— BEGIN —

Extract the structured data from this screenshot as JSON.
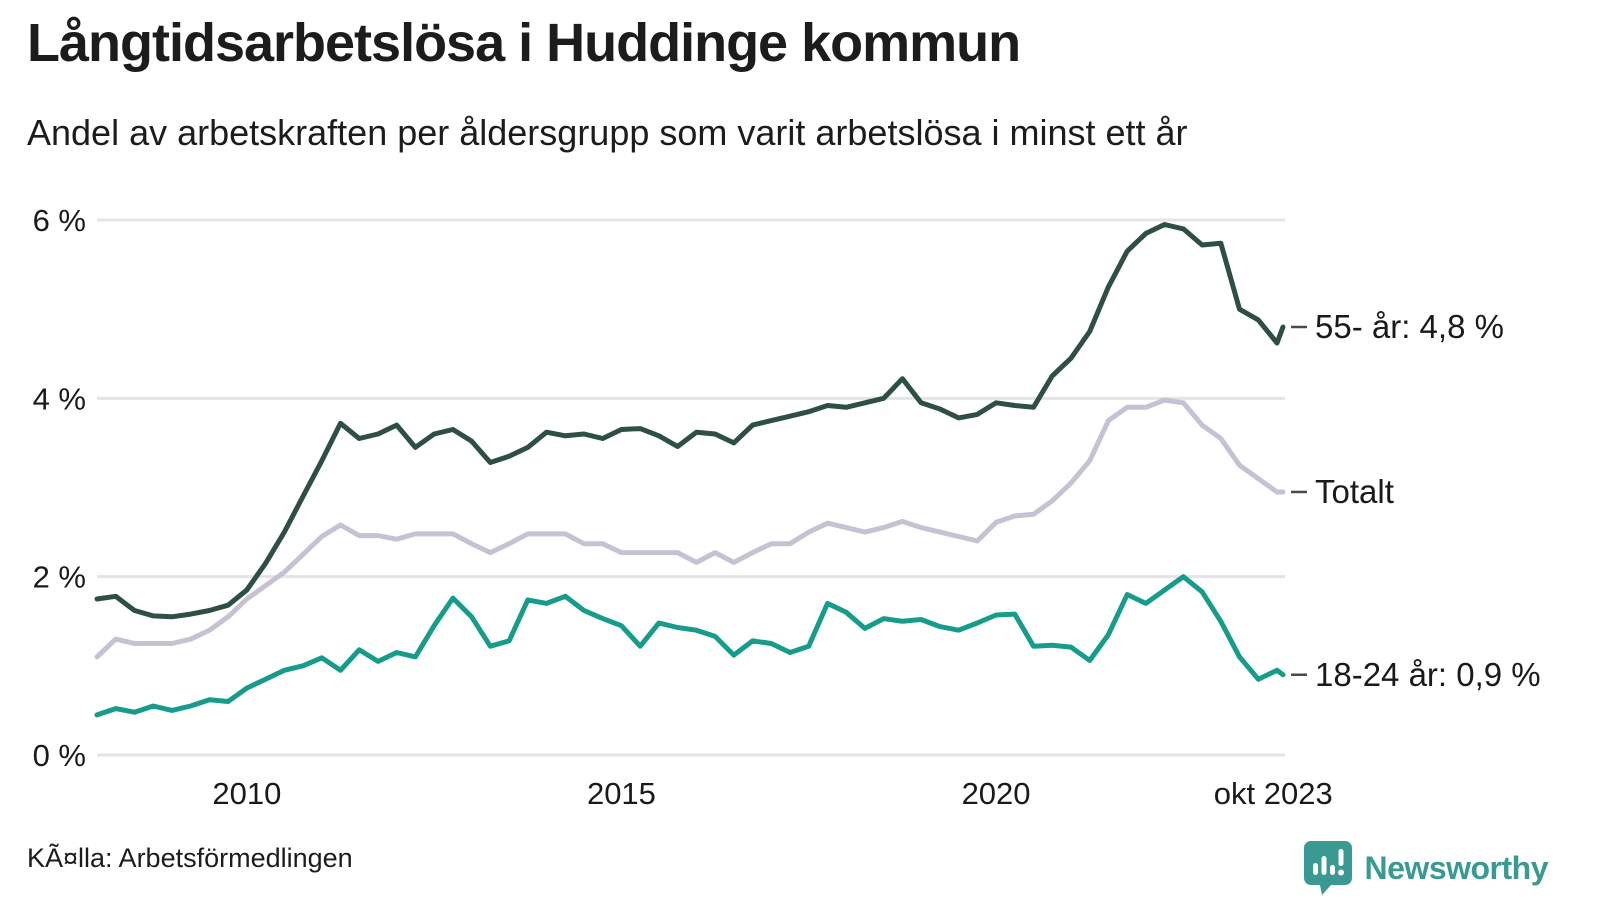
{
  "header": {
    "title": "Långtidsarbetslösa i Huddinge kommun",
    "subtitle": "Andel av arbetskraften per åldersgrupp som varit arbetslösa i minst ett år"
  },
  "footer": {
    "source": "KÃ¤lla: Arbetsförmedlingen",
    "logo_text": "Newsworthy"
  },
  "colors": {
    "series_55": "#2e4f45",
    "series_total": "#c6c2d4",
    "series_18_24": "#179c8c",
    "grid": "#e4e3e8",
    "text": "#1a1a1a",
    "label_dash": "#4a4a4a",
    "logo": "#3a9a93"
  },
  "chart_data": {
    "type": "line",
    "title": "Långtidsarbetslösa i Huddinge kommun",
    "subtitle": "Andel av arbetskraften per åldersgrupp som varit arbetslösa i minst ett år",
    "grid": "horizontal",
    "legend_position": "right-end-labels",
    "xlim": [
      2008.0,
      2023.83
    ],
    "ylim": [
      0,
      6.3
    ],
    "x": [
      2008.0,
      2008.25,
      2008.5,
      2008.75,
      2009.0,
      2009.25,
      2009.5,
      2009.75,
      2010.0,
      2010.25,
      2010.5,
      2010.75,
      2011.0,
      2011.25,
      2011.5,
      2011.75,
      2012.0,
      2012.25,
      2012.5,
      2012.75,
      2013.0,
      2013.25,
      2013.5,
      2013.75,
      2014.0,
      2014.25,
      2014.5,
      2014.75,
      2015.0,
      2015.25,
      2015.5,
      2015.75,
      2016.0,
      2016.25,
      2016.5,
      2016.75,
      2017.0,
      2017.25,
      2017.5,
      2017.75,
      2018.0,
      2018.25,
      2018.5,
      2018.75,
      2019.0,
      2019.25,
      2019.5,
      2019.75,
      2020.0,
      2020.25,
      2020.5,
      2020.75,
      2021.0,
      2021.25,
      2021.5,
      2021.75,
      2022.0,
      2022.25,
      2022.5,
      2022.75,
      2023.0,
      2023.25,
      2023.5,
      2023.75,
      2023.83
    ],
    "series": [
      {
        "name": "55- år",
        "end_label": "55- år: 4,8 %",
        "end_value": 4.8,
        "color": "#2e4f45",
        "values": [
          1.75,
          1.78,
          1.62,
          1.56,
          1.55,
          1.58,
          1.62,
          1.68,
          1.85,
          2.15,
          2.5,
          2.9,
          3.3,
          3.72,
          3.55,
          3.6,
          3.7,
          3.45,
          3.6,
          3.65,
          3.52,
          3.28,
          3.35,
          3.45,
          3.62,
          3.58,
          3.6,
          3.55,
          3.65,
          3.66,
          3.58,
          3.46,
          3.62,
          3.6,
          3.5,
          3.7,
          3.75,
          3.8,
          3.85,
          3.92,
          3.9,
          3.95,
          4.0,
          4.22,
          3.95,
          3.88,
          3.78,
          3.82,
          3.95,
          3.92,
          3.9,
          4.25,
          4.45,
          4.75,
          5.25,
          5.65,
          5.85,
          5.95,
          5.9,
          5.72,
          5.74,
          5.0,
          4.88,
          4.62,
          4.8
        ]
      },
      {
        "name": "Totalt",
        "end_label": "Totalt",
        "end_value": 2.95,
        "color": "#c6c2d4",
        "values": [
          1.1,
          1.3,
          1.25,
          1.25,
          1.25,
          1.3,
          1.4,
          1.55,
          1.75,
          1.9,
          2.05,
          2.25,
          2.45,
          2.58,
          2.46,
          2.46,
          2.42,
          2.48,
          2.48,
          2.48,
          2.37,
          2.27,
          2.37,
          2.48,
          2.48,
          2.48,
          2.37,
          2.37,
          2.27,
          2.27,
          2.27,
          2.27,
          2.16,
          2.27,
          2.16,
          2.27,
          2.37,
          2.37,
          2.5,
          2.6,
          2.55,
          2.5,
          2.55,
          2.62,
          2.55,
          2.5,
          2.45,
          2.4,
          2.61,
          2.68,
          2.7,
          2.85,
          3.05,
          3.3,
          3.75,
          3.9,
          3.9,
          3.98,
          3.95,
          3.7,
          3.55,
          3.25,
          3.1,
          2.95,
          2.95
        ]
      },
      {
        "name": "18-24 år",
        "end_label": "18-24 år: 0,9 %",
        "end_value": 0.9,
        "color": "#179c8c",
        "values": [
          0.45,
          0.52,
          0.48,
          0.55,
          0.5,
          0.55,
          0.62,
          0.6,
          0.75,
          0.85,
          0.95,
          1.0,
          1.09,
          0.95,
          1.18,
          1.05,
          1.15,
          1.1,
          1.45,
          1.76,
          1.55,
          1.22,
          1.28,
          1.74,
          1.7,
          1.78,
          1.62,
          1.53,
          1.45,
          1.22,
          1.48,
          1.43,
          1.4,
          1.33,
          1.12,
          1.28,
          1.25,
          1.15,
          1.22,
          1.7,
          1.6,
          1.42,
          1.53,
          1.5,
          1.52,
          1.44,
          1.4,
          1.48,
          1.57,
          1.58,
          1.22,
          1.23,
          1.21,
          1.06,
          1.35,
          1.8,
          1.7,
          1.85,
          2.0,
          1.83,
          1.5,
          1.1,
          0.85,
          0.95,
          0.9
        ]
      }
    ],
    "yticks": [
      {
        "value": 0,
        "label": "0 %"
      },
      {
        "value": 2,
        "label": "2 %"
      },
      {
        "value": 4,
        "label": "4 %"
      },
      {
        "value": 6,
        "label": "6 %"
      }
    ],
    "xticks": [
      {
        "value": 2010,
        "label": "2010"
      },
      {
        "value": 2015,
        "label": "2015"
      },
      {
        "value": 2020,
        "label": "2020"
      },
      {
        "value": 2023.7,
        "label": "okt 2023"
      }
    ]
  }
}
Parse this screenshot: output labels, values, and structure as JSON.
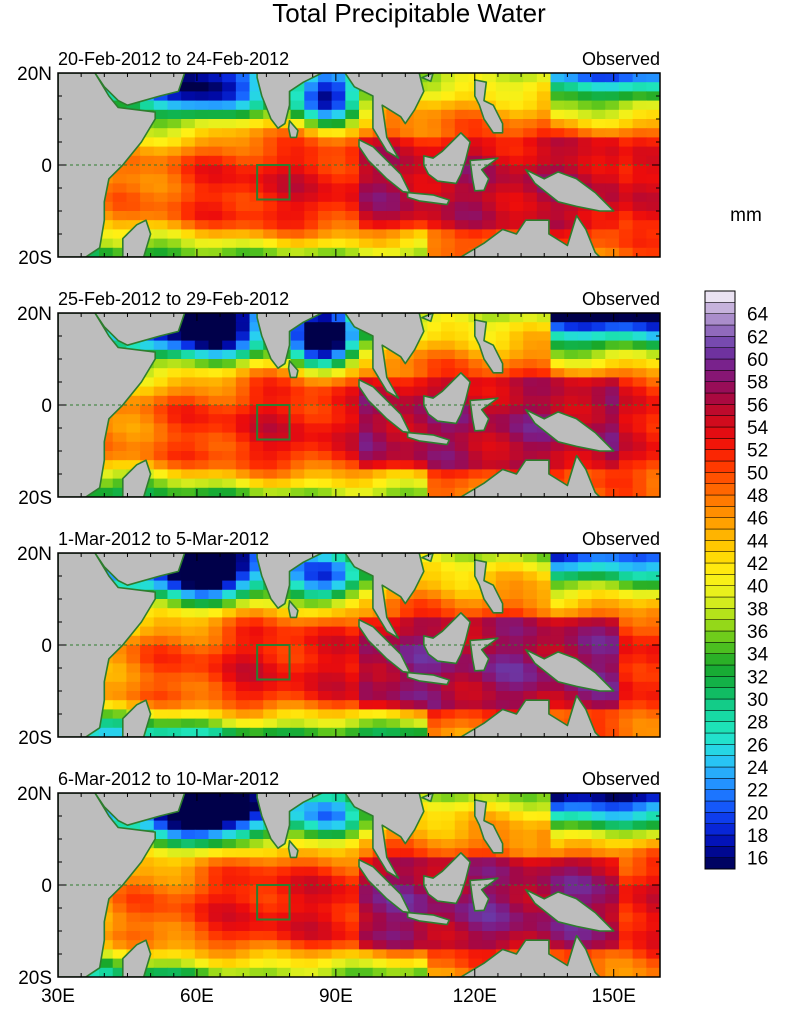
{
  "chart_data": {
    "type": "heatmap",
    "title": "Total Precipitable Water",
    "units": "mm",
    "x_ticks": [
      "30E",
      "60E",
      "90E",
      "120E",
      "150E"
    ],
    "x_tick_values": [
      30,
      60,
      90,
      120,
      150
    ],
    "xlim": [
      30,
      160
    ],
    "y_ticks": [
      "20N",
      "0",
      "20S"
    ],
    "y_tick_values": [
      20,
      0,
      -20
    ],
    "ylim": [
      -20,
      20
    ],
    "box_region": {
      "lon": [
        73,
        80
      ],
      "lat": [
        -7.5,
        0
      ]
    },
    "panels": [
      {
        "left_title": "20-Feb-2012 to 24-Feb-2012",
        "right_title": "Observed"
      },
      {
        "left_title": "25-Feb-2012 to 29-Feb-2012",
        "right_title": "Observed"
      },
      {
        "left_title": "1-Mar-2012 to 5-Mar-2012",
        "right_title": "Observed"
      },
      {
        "left_title": "6-Mar-2012 to 10-Mar-2012",
        "right_title": "Observed"
      }
    ],
    "colorbar": {
      "min": 15,
      "max": 66,
      "step": 1,
      "labels": [
        "64",
        "62",
        "60",
        "58",
        "56",
        "54",
        "52",
        "50",
        "48",
        "46",
        "44",
        "42",
        "40",
        "38",
        "36",
        "34",
        "32",
        "30",
        "28",
        "26",
        "24",
        "22",
        "20",
        "18",
        "16"
      ]
    }
  }
}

— END —

**What is being asked:**
List all lines from the entries that include the word "minst".

**Answer to the problem:**
    "subtitle": "Andel av arbetskraften per åldersgrupp som varit arbetslösa i minst ett år"
    "subtitle": "Andel av arbetskraften per åldersgrupp som varit arbetslösa i minst ett år",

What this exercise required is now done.